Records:
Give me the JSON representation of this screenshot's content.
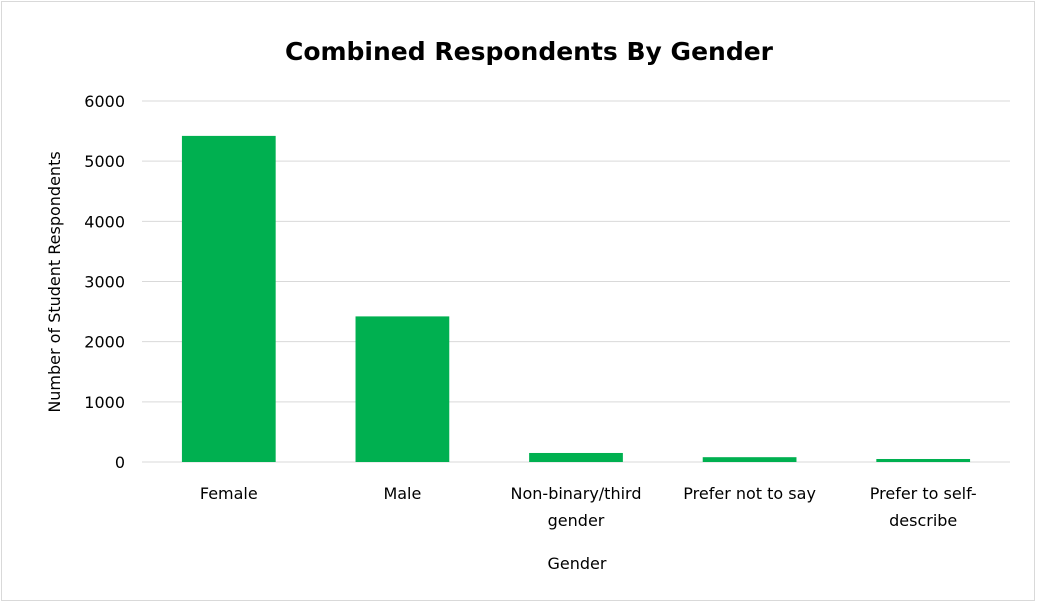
{
  "chart_data": {
    "type": "bar",
    "title": "Combined Respondents By Gender",
    "xlabel": "Gender",
    "ylabel": "Number of Student Respondents",
    "categories": [
      [
        "Female"
      ],
      [
        "Male"
      ],
      [
        "Non-binary/third",
        "gender"
      ],
      [
        "Prefer not to say"
      ],
      [
        "Prefer to self-",
        "describe"
      ]
    ],
    "values": [
      5420,
      2420,
      150,
      80,
      50
    ],
    "ylim": [
      0,
      6000
    ],
    "yticks": [
      0,
      1000,
      2000,
      3000,
      4000,
      5000,
      6000
    ],
    "grid": true,
    "legend": "none",
    "colors": {
      "bar": "#00b050",
      "grid": "#d9d9d9",
      "border": "#d9d9d9"
    }
  }
}
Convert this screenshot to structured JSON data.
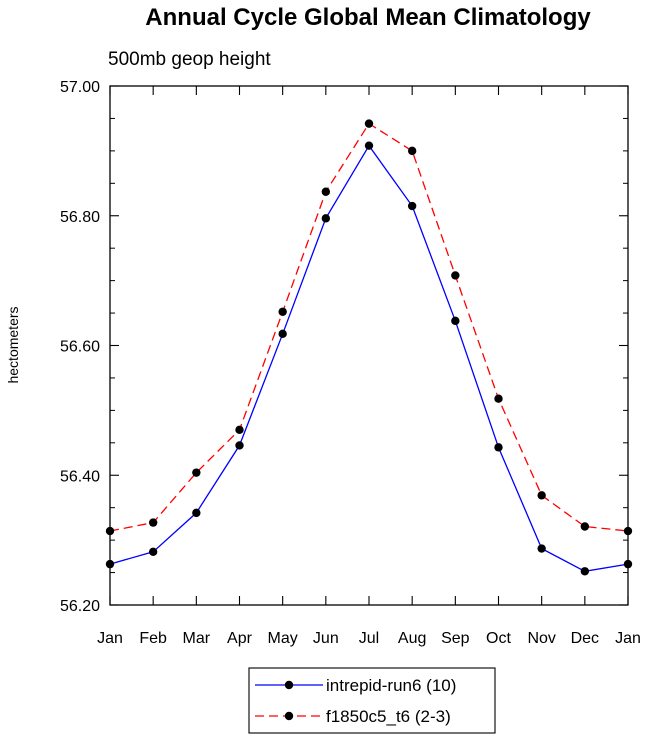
{
  "chart_data": {
    "type": "line",
    "title": "Annual Cycle Global Mean Climatology",
    "subtitle": "500mb geop height",
    "xlabel": "",
    "ylabel": "hectometers",
    "categories": [
      "Jan",
      "Feb",
      "Mar",
      "Apr",
      "May",
      "Jun",
      "Jul",
      "Aug",
      "Sep",
      "Oct",
      "Nov",
      "Dec",
      "Jan"
    ],
    "ylim": [
      56.2,
      57.0
    ],
    "yticks": [
      "56.20",
      "56.40",
      "56.60",
      "56.80",
      "57.00"
    ],
    "grid": false,
    "legend_position": "bottom-center",
    "series": [
      {
        "name": "intrepid-run6 (10)",
        "color": "#0000ff",
        "dash": "solid",
        "marker": "filled-circle",
        "values": [
          56.263,
          56.282,
          56.342,
          56.446,
          56.618,
          56.796,
          56.908,
          56.815,
          56.638,
          56.443,
          56.287,
          56.252,
          56.263
        ]
      },
      {
        "name": "f1850c5_t6 (2-3)",
        "color": "#ff0000",
        "dash": "dashed",
        "marker": "filled-circle",
        "values": [
          56.314,
          56.327,
          56.404,
          56.47,
          56.652,
          56.837,
          56.942,
          56.9,
          56.708,
          56.518,
          56.369,
          56.321,
          56.314
        ]
      }
    ]
  }
}
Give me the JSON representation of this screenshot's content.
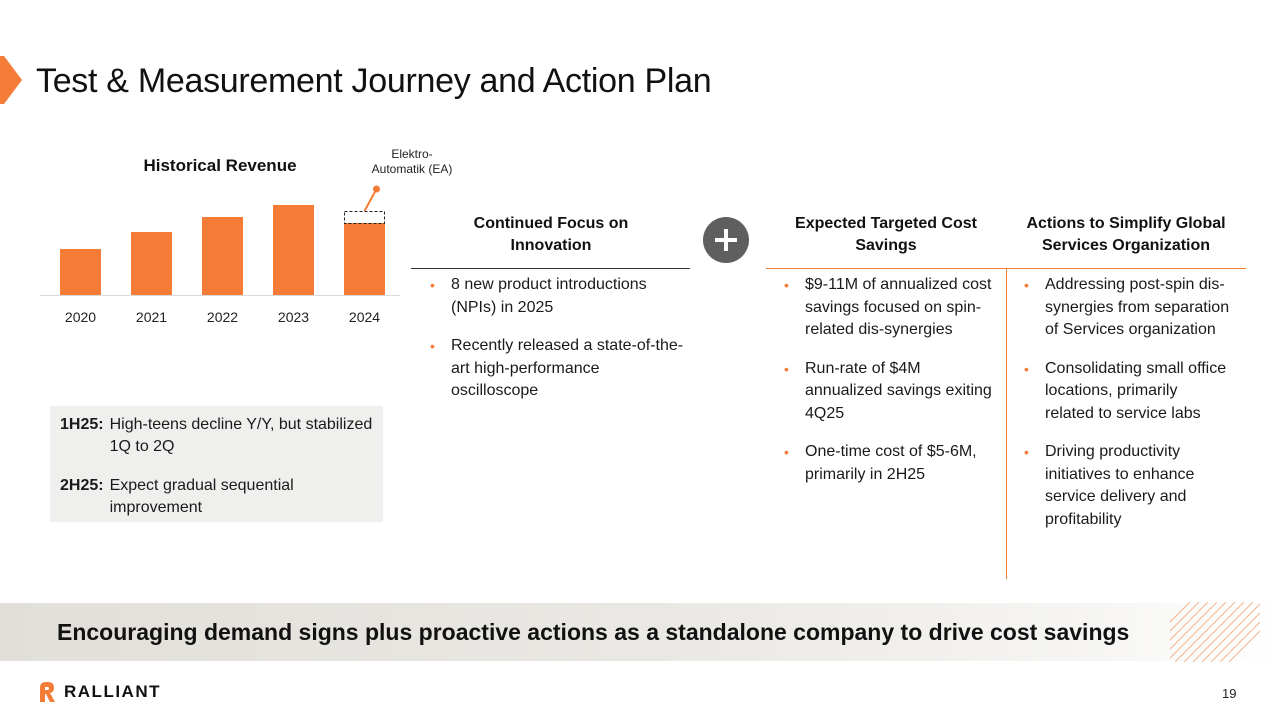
{
  "slide": {
    "title": "Test & Measurement Journey and Action Plan",
    "page_number": "19",
    "accent_color": "#f47c36"
  },
  "chart_data": {
    "type": "bar",
    "title": "Historical Revenue",
    "categories": [
      "2020",
      "2021",
      "2022",
      "2023",
      "2024"
    ],
    "values": [
      46,
      63,
      78,
      90,
      72
    ],
    "annotation": {
      "category": "2024",
      "label_line1": "Elektro-",
      "label_line2": "Automatik (EA)",
      "value_with_ea": 84
    },
    "ylim": [
      0,
      100
    ],
    "xlabel": "",
    "ylabel": ""
  },
  "outlook": [
    {
      "key": "1H25:",
      "text": "High-teens decline Y/Y, but stabilized 1Q to 2Q"
    },
    {
      "key": "2H25:",
      "text": "Expect gradual sequential improvement"
    }
  ],
  "columns": {
    "innovation": {
      "header": "Continued Focus on Innovation",
      "bullets": [
        "8 new product introductions (NPIs) in 2025",
        "Recently released a state-of-the-art high-performance oscilloscope"
      ]
    },
    "cost_savings": {
      "header": "Expected Targeted Cost Savings",
      "bullets": [
        "$9-11M of annualized cost savings focused on spin-related dis-synergies",
        "Run-rate of $4M annualized savings exiting 4Q25",
        "One-time cost of $5-6M, primarily in 2H25"
      ]
    },
    "services": {
      "header": "Actions to Simplify Global Services Organization",
      "bullets": [
        "Addressing post-spin dis-synergies from separation of Services organization",
        "Consolidating small office locations, primarily related to service labs",
        "Driving productivity initiatives to enhance service delivery and profitability"
      ]
    }
  },
  "plus_icon": "plus-icon",
  "banner": {
    "text": "Encouraging demand signs plus proactive actions as a standalone company to drive cost savings"
  },
  "footer": {
    "logo_text": "RALLIANT",
    "logo_icon": "ralliant-logo-icon"
  }
}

• Set task: State how many lines of the listing include "ylabel", and nothing more.

• The response: 3